======== Items ========
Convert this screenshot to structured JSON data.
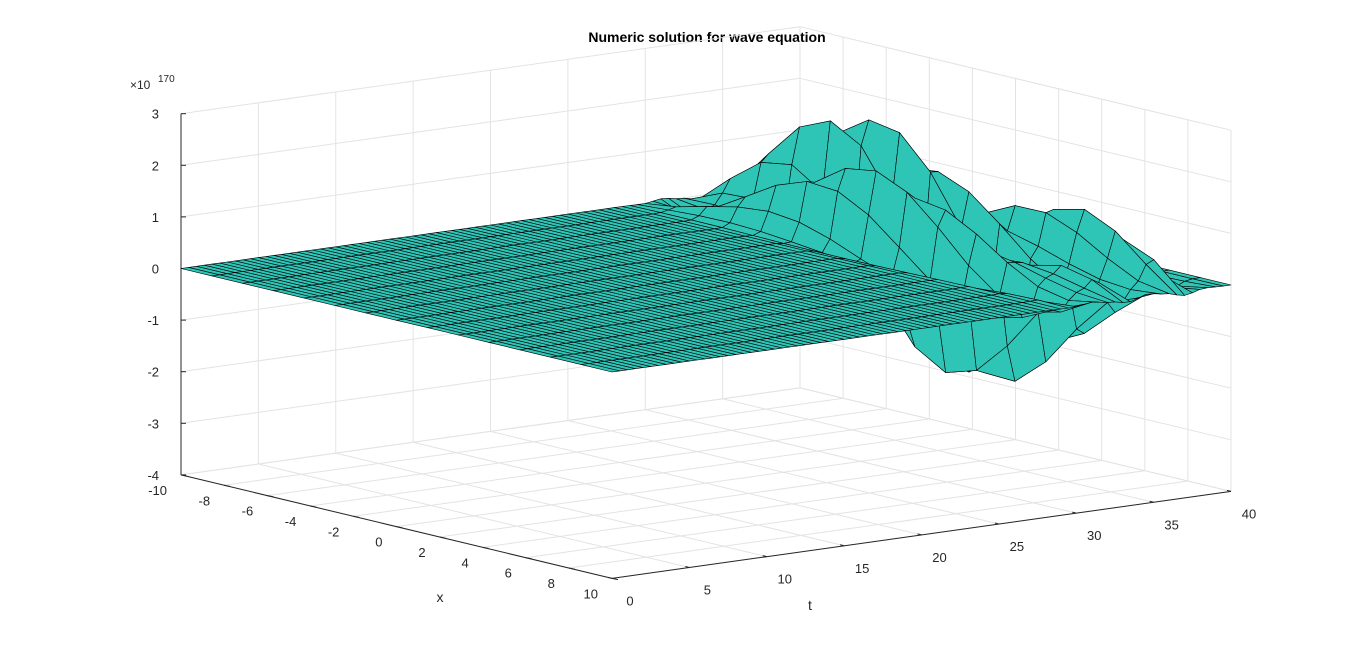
{
  "chart_data": {
    "type": "surface",
    "title": "Numeric solution for wave equation",
    "xlabel": "t",
    "ylabel": "x",
    "zlabel": "",
    "t_range": [
      0,
      40
    ],
    "x_range": [
      -10,
      10
    ],
    "z_range": [
      -4,
      3
    ],
    "z_exponent_base": "×10",
    "z_exponent_power": "170",
    "t_ticks": [
      "0",
      "5",
      "10",
      "15",
      "20",
      "25",
      "30",
      "35",
      "40"
    ],
    "x_ticks": [
      "-10",
      "-8",
      "-6",
      "-4",
      "-2",
      "0",
      "2",
      "4",
      "6",
      "8",
      "10"
    ],
    "z_ticks": [
      "-4",
      "-3",
      "-2",
      "-1",
      "0",
      "1",
      "2",
      "3"
    ],
    "grid": true,
    "surface_color": "#2ec4b6",
    "edge_color": "#000000",
    "description_points": {
      "flat_until_t": 27,
      "envelope_peaks": [
        {
          "t": 31,
          "amplitude": 1.6
        },
        {
          "t": 34,
          "amplitude": 2.85
        },
        {
          "t": 37,
          "amplitude": 2.6
        }
      ]
    }
  }
}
========
Pictures are excluded; repeat every record exactly.

Convert this screenshot to structured JSON data.
{
  "chart_data": {
    "type": "surface",
    "title": "Numeric solution for wave equation",
    "xlabel": "t",
    "ylabel": "x",
    "zlabel": "",
    "t_range": [
      0,
      40
    ],
    "x_range": [
      -10,
      10
    ],
    "z_range": [
      -4,
      3
    ],
    "z_exponent_base": "×10",
    "z_exponent_power": "170",
    "t_ticks": [
      "0",
      "5",
      "10",
      "15",
      "20",
      "25",
      "30",
      "35",
      "40"
    ],
    "x_ticks": [
      "-10",
      "-8",
      "-6",
      "-4",
      "-2",
      "0",
      "2",
      "4",
      "6",
      "8",
      "10"
    ],
    "z_ticks": [
      "-4",
      "-3",
      "-2",
      "-1",
      "0",
      "1",
      "2",
      "3"
    ],
    "grid": true,
    "surface_color": "#2ec4b6",
    "edge_color": "#000000",
    "description_points": {
      "flat_until_t": 27,
      "envelope_peaks": [
        {
          "t": 31,
          "amplitude": 1.6
        },
        {
          "t": 34,
          "amplitude": 2.85
        },
        {
          "t": 37,
          "amplitude": 2.6
        }
      ]
    }
  }
}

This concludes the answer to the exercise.